WORK TO COMPLETE> Express each of the rows below as a JSON list of strings, one string for each line, with blank lines omitted. Leave the pictures out of the answer.

RECORDS TO USE>
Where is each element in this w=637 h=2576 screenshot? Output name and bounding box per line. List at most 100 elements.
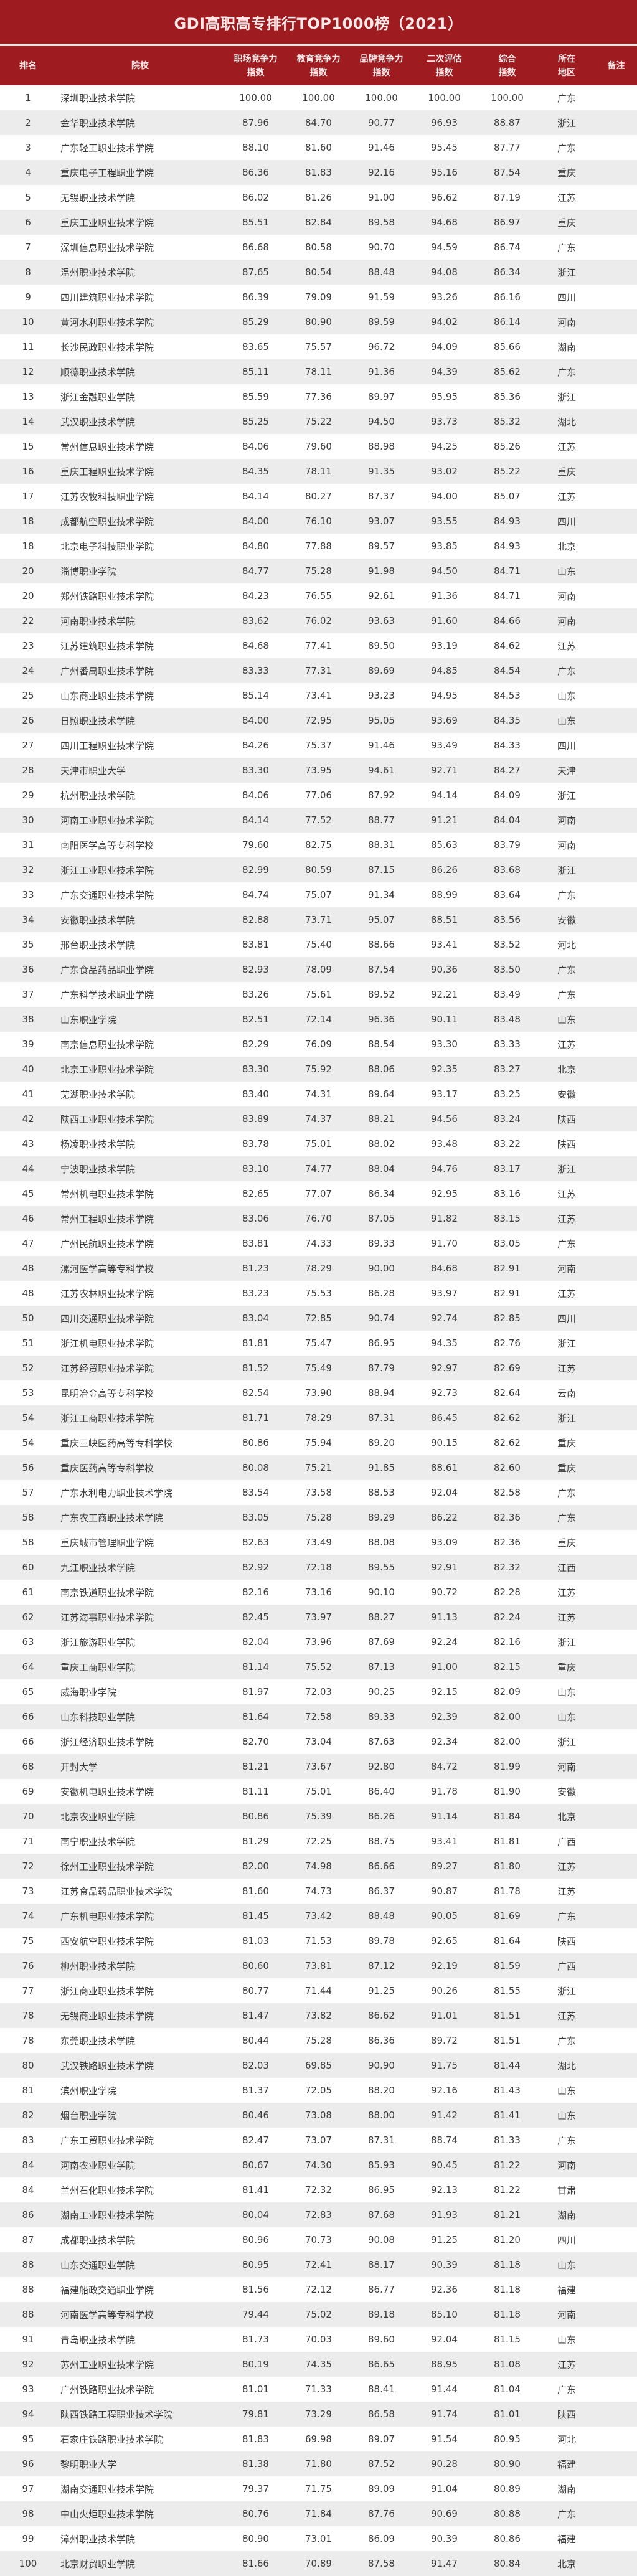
table-row: 61 南京铁道职业技术学院 82.16 73.16 90.10 90.72 82.28 江苏: [0, 1580, 637, 1605]
cell-education: 74.77: [305, 1163, 332, 1174]
table-row: 20 郑州铁路职业技术学院 84.23 76.55 92.61 91.36 84.71 河南: [0, 583, 637, 608]
cell-career: 81.66: [242, 2558, 269, 2569]
cell-career: 82.51: [242, 1014, 269, 1025]
cell-school: 广东工贸职业技术学院: [60, 2135, 154, 2146]
table-row: 15 常州信息职业技术学院 84.06 79.60 88.98 94.25 85.26 江苏: [0, 434, 637, 459]
cell-education: 78.09: [305, 964, 332, 975]
cell-rank: 26: [22, 715, 34, 726]
table-row: 46 常州工程职业技术学院 83.06 76.70 87.05 91.82 83.15 江苏: [0, 1206, 637, 1231]
cell-brand: 90.74: [368, 1313, 395, 1324]
cell-overall: 83.52: [494, 939, 521, 950]
cell-school: 安徽职业技术学院: [60, 914, 136, 926]
cell-career: 86.02: [242, 192, 269, 203]
cell-overall: 81.41: [494, 2110, 521, 2121]
cell-school: 北京电子科技职业学院: [60, 540, 154, 552]
cell-rank: 66: [22, 1711, 34, 1722]
cell-brand: 90.10: [368, 1587, 395, 1598]
cell-brand: 89.18: [368, 2309, 395, 2320]
cell-rank: 70: [22, 1811, 34, 1822]
cell-overall: 81.33: [494, 2135, 521, 2146]
cell-region: 浙江: [557, 1412, 576, 1424]
cell-school: 广州民航职业技术学院: [60, 1238, 154, 1250]
cell-school: 成都航空职业技术学院: [60, 516, 154, 527]
cell-region: 山东: [557, 690, 576, 702]
cell-career: 83.30: [242, 1064, 269, 1075]
cell-career: 83.40: [242, 1088, 269, 1100]
cell-region: 安徽: [557, 914, 576, 926]
cell-education: 80.54: [305, 267, 332, 278]
cell-school: 金华职业技术学院: [60, 117, 136, 129]
cell-brand: 88.98: [368, 441, 395, 452]
cell-education: 81.60: [305, 142, 332, 153]
cell-education: 74.30: [305, 2159, 332, 2171]
cell-brand: 88.53: [368, 1487, 395, 1498]
cell-secondary: 94.95: [431, 690, 458, 701]
cell-school: 常州机电职业技术学院: [60, 1188, 154, 1200]
cell-region: 山东: [557, 1711, 576, 1723]
table-row: 78 无锡商业职业技术学院 81.47 73.82 86.62 91.01 81.51 江苏: [0, 2003, 637, 2028]
cell-education: 73.49: [305, 1537, 332, 1548]
cell-career: 84.06: [242, 441, 269, 452]
cell-rank: 52: [22, 1362, 34, 1374]
cell-brand: 88.06: [368, 1064, 395, 1075]
cell-overall: 86.97: [494, 217, 521, 228]
cell-secondary: 93.17: [431, 1088, 458, 1100]
cell-brand: 92.16: [368, 167, 395, 178]
cell-rank: 86: [22, 2209, 34, 2220]
cell-school: 广东食品药品职业学院: [60, 964, 154, 976]
cell-career: 84.00: [242, 516, 269, 527]
cell-overall: 81.44: [494, 2060, 521, 2071]
cell-secondary: 93.26: [431, 291, 458, 303]
cell-region: 云南: [557, 1387, 576, 1399]
cell-brand: 88.41: [368, 2384, 395, 2395]
cell-school: 淄博职业学院: [60, 565, 117, 577]
cell-brand: 94.50: [368, 416, 395, 427]
header-brand-line2: 指数: [372, 67, 390, 78]
cell-rank: 10: [22, 316, 34, 328]
cell-brand: 88.48: [368, 1910, 395, 1922]
cell-region: 浙江: [557, 1636, 576, 1648]
cell-brand: 87.31: [368, 1412, 395, 1423]
cell-school: 成都职业技术学院: [60, 2234, 136, 2246]
cell-career: 81.45: [242, 1910, 269, 1922]
cell-overall: 80.86: [494, 2533, 521, 2544]
table-row: 23 江苏建筑职业技术学院 84.68 77.41 89.50 93.19 84.62 江苏: [0, 633, 637, 658]
cell-rank: 53: [22, 1387, 34, 1399]
cell-career: 84.74: [242, 889, 269, 900]
cell-rank: 33: [22, 889, 34, 900]
table-row: 60 九江职业技术学院 82.92 72.18 89.55 92.91 82.32 江西: [0, 1555, 637, 1580]
cell-school: 山东商业职业技术学院: [60, 690, 154, 702]
table-row: 56 重庆医药高等专科学校 80.08 75.21 91.85 88.61 82.60 重庆: [0, 1455, 637, 1480]
cell-education: 78.11: [305, 466, 332, 477]
cell-career: 83.30: [242, 765, 269, 776]
cell-rank: 72: [22, 1861, 34, 1872]
cell-career: 79.60: [242, 839, 269, 851]
header-career: 职场竞争力 指数: [224, 46, 287, 85]
cell-career: 79.44: [242, 2309, 269, 2320]
cell-secondary: 94.35: [431, 1338, 458, 1349]
cell-education: 76.02: [305, 615, 332, 626]
cell-career: 83.33: [242, 665, 269, 676]
cell-secondary: 94.02: [431, 316, 458, 328]
page-title: GDI高职高专排行TOP1000榜（2021）: [174, 14, 463, 32]
cell-school: 南阳医学高等专科学校: [60, 839, 154, 851]
cell-brand: 91.46: [368, 740, 395, 751]
header-overall: 综合 指数: [476, 46, 539, 85]
header-region: 所在 地区: [539, 46, 595, 85]
cell-school: 柳州职业技术学院: [60, 1960, 136, 1972]
cell-brand: 89.52: [368, 989, 395, 1000]
table-row: 25 山东商业职业技术学院 85.14 73.41 93.23 94.95 84.53 山东: [0, 683, 637, 708]
cell-rank: 13: [22, 391, 34, 402]
cell-career: 81.14: [242, 1661, 269, 1673]
cell-school: 北京农业职业学院: [60, 1811, 136, 1823]
cell-career: 82.16: [242, 1587, 269, 1598]
table-row: 84 兰州石化职业技术学院 81.41 72.32 86.95 92.13 81.22 甘肃: [0, 2177, 637, 2202]
cell-brand: 89.20: [368, 1437, 395, 1448]
cell-overall: 84.93: [494, 516, 521, 527]
cell-overall: 82.69: [494, 1362, 521, 1374]
cell-secondary: 88.99: [431, 889, 458, 900]
header-note: 备注: [607, 60, 625, 71]
cell-education: 73.71: [305, 914, 332, 925]
cell-secondary: 91.13: [431, 1611, 458, 1623]
cell-career: 84.26: [242, 740, 269, 751]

TASK RESPONSE>
[
  "Where is each element in this w=637 h=2576 screenshot? Output name and bounding box per line. List at most 100 elements.",
  "table-row: 61 南京铁道职业技术学院 82.16 73.16 90.10 90.72 82.28 江苏: [0, 1580, 637, 1605]",
  "cell-education: 74.77: [305, 1163, 332, 1174]",
  "table-row: 20 郑州铁路职业技术学院 84.23 76.55 92.61 91.36 84.71 河南: [0, 583, 637, 608]",
  "cell-career: 81.66: [242, 2558, 269, 2569]",
  "cell-career: 82.51: [242, 1014, 269, 1025]",
  "cell-school: 广东工贸职业技术学院: [60, 2135, 154, 2146]",
  "table-row: 15 常州信息职业技术学院 84.06 79.60 88.98 94.25 85.26 江苏: [0, 434, 637, 459]",
  "cell-education: 78.09: [305, 964, 332, 975]",
  "cell-rank: 26: [22, 715, 34, 726]",
  "table-row: 46 常州工程职业技术学院 83.06 76.70 87.05 91.82 83.15 江苏: [0, 1206, 637, 1231]",
  "cell-brand: 90.74: [368, 1313, 395, 1324]",
  "cell-overall: 83.52: [494, 939, 521, 950]",
  "cell-school: 安徽职业技术学院: [60, 914, 136, 926]",
  "cell-career: 86.02: [242, 192, 269, 203]",
  "cell-overall: 81.41: [494, 2110, 521, 2121]",
  "cell-school: 北京电子科技职业学院: [60, 540, 154, 552]",
  "cell-rank: 66: [22, 1711, 34, 1722]",
  "cell-brand: 90.10: [368, 1587, 395, 1598]",
  "cell-brand: 89.18: [368, 2309, 395, 2320]",
  "cell-rank: 70: [22, 1811, 34, 1822]",
  "cell-overall: 81.33: [494, 2135, 521, 2146]",
  "cell-region: 浙江: [557, 1412, 576, 1424]",
  "cell-school: 广州民航职业技术学院: [60, 1238, 154, 1250]",
  "cell-school: 成都航空职业技术学院: [60, 516, 154, 527]",
  "cell-region: 山东: [557, 690, 576, 702]",
  "cell-career: 83.30: [242, 1064, 269, 1075]",
  "cell-career: 83.40: [242, 1088, 269, 1100]",
  "cell-region: 安徽: [557, 914, 576, 926]",
  "cell-education: 80.54: [305, 267, 332, 278]",
  "cell-school: 金华职业技术学院: [60, 117, 136, 129]",
  "cell-brand: 88.98: [368, 441, 395, 452]",
  "cell-education: 81.60: [305, 142, 332, 153]",
  "cell-education: 74.30: [305, 2159, 332, 2171]",
  "cell-brand: 88.53: [368, 1487, 395, 1498]",
  "cell-secondary: 94.95: [431, 690, 458, 701]",
  "cell-school: 常州机电职业技术学院: [60, 1188, 154, 1200]",
  "cell-region: 山东: [557, 1711, 576, 1723]",
  "table-row: 78 无锡商业职业技术学院 81.47 73.82 86.62 91.01 81.51 江苏: [0, 2003, 637, 2028]",
  "cell-education: 73.49: [305, 1537, 332, 1548]",
  "cell-career: 84.06: [242, 441, 269, 452]",
  "cell-rank: 52: [22, 1362, 34, 1374]",
  "cell-brand: 88.06: [368, 1064, 395, 1075]",
  "cell-overall: 86.97: [494, 217, 521, 228]",
  "cell-secondary: 93.17: [431, 1088, 458, 1100]",
  "cell-brand: 92.16: [368, 167, 395, 178]",
  "cell-rank: 86: [22, 2209, 34, 2220]",
  "cell-school: 广东食品药品职业学院: [60, 964, 154, 976]",
  "cell-career: 84.00: [242, 516, 269, 527]",
  "cell-overall: 81.44: [494, 2060, 521, 2071]",
  "cell-secondary: 93.26: [431, 291, 458, 303]",
  "cell-region: 云南: [557, 1387, 576, 1399]",
  "cell-brand: 88.41: [368, 2384, 395, 2395]",
  "cell-school: 淄博职业学院: [60, 565, 117, 577]",
  "cell-brand: 94.50: [368, 416, 395, 427]",
  "header-brand-line2: 指数: [372, 67, 390, 78]",
  "cell-rank: 10: [22, 316, 34, 328]",
  "cell-brand: 88.48: [368, 1910, 395, 1922]",
  "cell-region: 浙江: [557, 1636, 576, 1648]",
  "cell-brand: 87.31: [368, 1412, 395, 1423]",
  "cell-school: 成都职业技术学院: [60, 2234, 136, 2246]",
  "cell-career: 81.45: [242, 1910, 269, 1922]",
  "cell-overall: 80.86: [494, 2533, 521, 2544]",
  "table-row: 23 江苏建筑职业技术学院 84.68 77.41 89.50 93.19 84.62 江苏: [0, 633, 637, 658]",
  "cell-rank: 53: [22, 1387, 34, 1399]",
  "cell-career: 84.74: [242, 889, 269, 900]",
  "cell-rank: 33: [22, 889, 34, 900]",
  "table-row: 60 九江职业技术学院 82.92 72.18 89.55 92.91 82.32 江西: [0, 1555, 637, 1580]",
  "cell-school: 山东商业职业技术学院: [60, 690, 154, 702]",
  "table-row: 56 重庆医药高等专科学校 80.08 75.21 91.85 88.61 82.60 重庆: [0, 1455, 637, 1480]",
  "cell-education: 78.11: [305, 466, 332, 477]",
  "cell-career: 83.30: [242, 765, 269, 776]",
  "cell-rank: 72: [22, 1861, 34, 1872]",
  "cell-career: 79.60: [242, 839, 269, 851]",
  "header-career: 职场竞争力 指数: [224, 46, 287, 85]",
  "cell-career: 79.44: [242, 2309, 269, 2320]",
  "cell-secondary: 94.35: [431, 1338, 458, 1349]",
  "cell-education: 76.02: [305, 615, 332, 626]",
  "cell-career: 83.33: [242, 665, 269, 676]",
  "cell-secondary: 94.02: [431, 316, 458, 328]",
  "page-title: GDI高职高专排行TOP1000榜（2021）: [174, 14, 463, 32]",
  "cell-school: 南阳医学高等专科学校: [60, 839, 154, 851]",
  "cell-brand: 91.46: [368, 740, 395, 751]",
  "header-overall: 综合 指数: [476, 46, 539, 85]",
  "header-region: 所在 地区: [539, 46, 595, 85]",
  "cell-school: 柳州职业技术学院: [60, 1960, 136, 1972]",
  "cell-brand: 89.52: [368, 989, 395, 1000]",
  "table-row: 25 山东商业职业技术学院 85.14 73.41 93.23 94.95 84.53 山东: [0, 683, 637, 708]",
  "cell-rank: 13: [22, 391, 34, 402]",
  "cell-career: 81.14: [242, 1661, 269, 1673]",
  "cell-school: 北京农业职业学院: [60, 1811, 136, 1823]",
  "cell-career: 82.16: [242, 1587, 269, 1598]",
  "table-row: 84 兰州石化职业技术学院 81.41 72.32 86.95 92.13 81.22 甘肃: [0, 2177, 637, 2202]",
  "cell-brand: 89.20: [368, 1437, 395, 1448]",
  "cell-overall: 84.93: [494, 516, 521, 527]",
  "cell-overall: 82.69: [494, 1362, 521, 1374]",
  "cell-secondary: 88.99: [431, 889, 458, 900]",
  "header-note: 备注: [607, 60, 625, 71]",
  "cell-education: 73.71: [305, 914, 332, 925]",
  "cell-secondary: 91.13: [431, 1611, 458, 1623]",
  "cell-career: 84.26: [242, 740, 269, 751]"
]